Extracted data entries:
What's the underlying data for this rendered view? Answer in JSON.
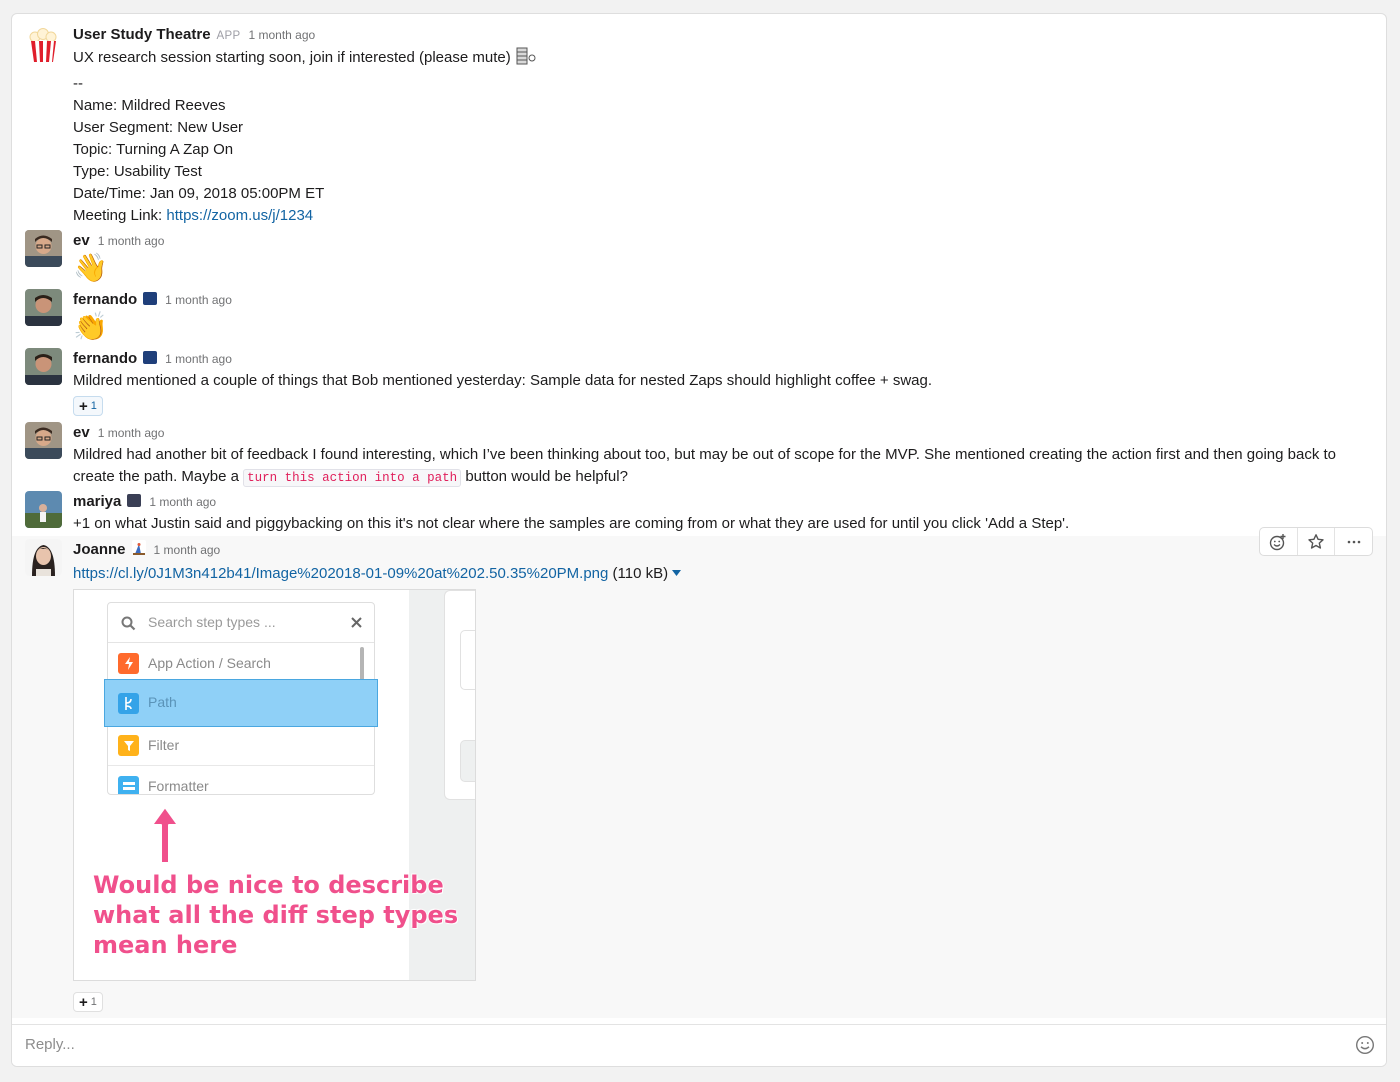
{
  "messages": [
    {
      "author": "User Study Theatre",
      "app_tag": "APP",
      "time": "1 month ago",
      "lines": {
        "intro": "UX research session starting soon, join if interested (please mute)",
        "sep": "--",
        "name": "Name: Mildred Reeves",
        "segment": "User Segment: New User",
        "topic": "Topic: Turning A Zap On",
        "type": "Type: Usability Test",
        "datetime": "Date/Time: Jan 09, 2018 05:00PM ET",
        "meeting_label": "Meeting Link: ",
        "meeting_url": "https://zoom.us/j/1234"
      }
    },
    {
      "author": "ev",
      "time": "1 month ago",
      "emoji": "👋"
    },
    {
      "author": "fernando",
      "time": "1 month ago",
      "emoji": "👏"
    },
    {
      "author": "fernando",
      "time": "1 month ago",
      "text": "Mildred mentioned a couple of things that Bob mentioned yesterday: Sample data for nested Zaps should highlight coffee + swag.",
      "reaction_count": "1"
    },
    {
      "author": "ev",
      "time": "1 month ago",
      "text_a": "Mildred had another bit of feedback I found interesting, which I’ve been thinking about too, but may be out of scope for the MVP. She mentioned creating the action first and then going back to create the path. Maybe a ",
      "code": "turn this action into a path",
      "text_b": " button would be helpful?"
    },
    {
      "author": "mariya",
      "time": "1 month ago",
      "text": "+1 on what Justin said and piggybacking on this it's not clear where the samples are coming from or what they are used for until you click 'Add a Step'."
    },
    {
      "author": "Joanne",
      "time": "1 month ago",
      "file_url": "https://cl.ly/0J1M3n412b41/Image%202018-01-09%20at%202.50.35%20PM.png",
      "file_size": "(110 kB)",
      "reaction_count": "1",
      "preview": {
        "search_placeholder": "Search step types ...",
        "items": [
          "App Action / Search",
          "Path",
          "Filter",
          "Formatter"
        ],
        "annotation_1": "Would be nice to describe",
        "annotation_2": "what all the diff step types",
        "annotation_3": "mean here"
      }
    }
  ],
  "reply_placeholder": "Reply...",
  "colors": {
    "link": "#1264a3",
    "highlight": "#8fd0f7",
    "annotation": "#f0508c"
  }
}
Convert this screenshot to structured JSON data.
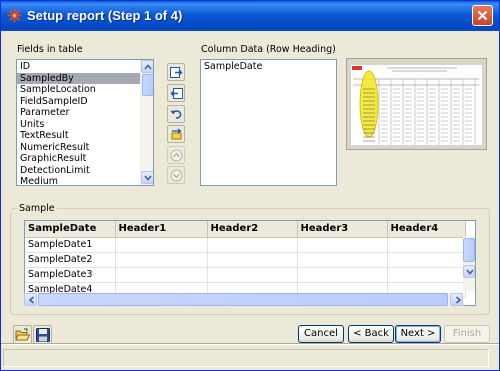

• **Exercise task**:
Will you restate every entry word for word and omit the images?

• **Exercise answer**:
What's the underlying data for this rendered view? Answer in JSON.
{
  "messages": [
    {
      "author": "User Study Theatre",
      "app_tag": "APP",
      "time": "1 month ago",
      "lines": {
        "intro": "UX research session starting soon, join if interested (please mute)",
        "sep": "--",
        "name": "Name: Mildred Reeves",
        "segment": "User Segment: New User",
        "topic": "Topic: Turning A Zap On",
        "type": "Type: Usability Test",
        "datetime": "Date/Time: Jan 09, 2018 05:00PM ET",
        "meeting_label": "Meeting Link: ",
        "meeting_url": "https://zoom.us/j/1234"
      }
    },
    {
      "author": "ev",
      "time": "1 month ago",
      "emoji": "👋"
    },
    {
      "author": "fernando",
      "time": "1 month ago",
      "emoji": "👏"
    },
    {
      "author": "fernando",
      "time": "1 month ago",
      "text": "Mildred mentioned a couple of things that Bob mentioned yesterday: Sample data for nested Zaps should highlight coffee + swag.",
      "reaction_count": "1"
    },
    {
      "author": "ev",
      "time": "1 month ago",
      "text_a": "Mildred had another bit of feedback I found interesting, which I’ve been thinking about too, but may be out of scope for the MVP. She mentioned creating the action first and then going back to create the path. Maybe a ",
      "code": "turn this action into a path",
      "text_b": " button would be helpful?"
    },
    {
      "author": "mariya",
      "time": "1 month ago",
      "text": "+1 on what Justin said and piggybacking on this it's not clear where the samples are coming from or what they are used for until you click 'Add a Step'."
    },
    {
      "author": "Joanne",
      "time": "1 month ago",
      "file_url": "https://cl.ly/0J1M3n412b41/Image%202018-01-09%20at%202.50.35%20PM.png",
      "file_size": "(110 kB)",
      "reaction_count": "1",
      "preview": {
        "search_placeholder": "Search step types ...",
        "items": [
          "App Action / Search",
          "Path",
          "Filter",
          "Formatter"
        ],
        "annotation_1": "Would be nice to describe",
        "annotation_2": "what all the diff step types",
        "annotation_3": "mean here"
      }
    }
  ],
  "reply_placeholder": "Reply...",
  "colors": {
    "link": "#1264a3",
    "highlight": "#8fd0f7",
    "annotation": "#f0508c"
  }
}
Convert this screenshot to structured JSON data.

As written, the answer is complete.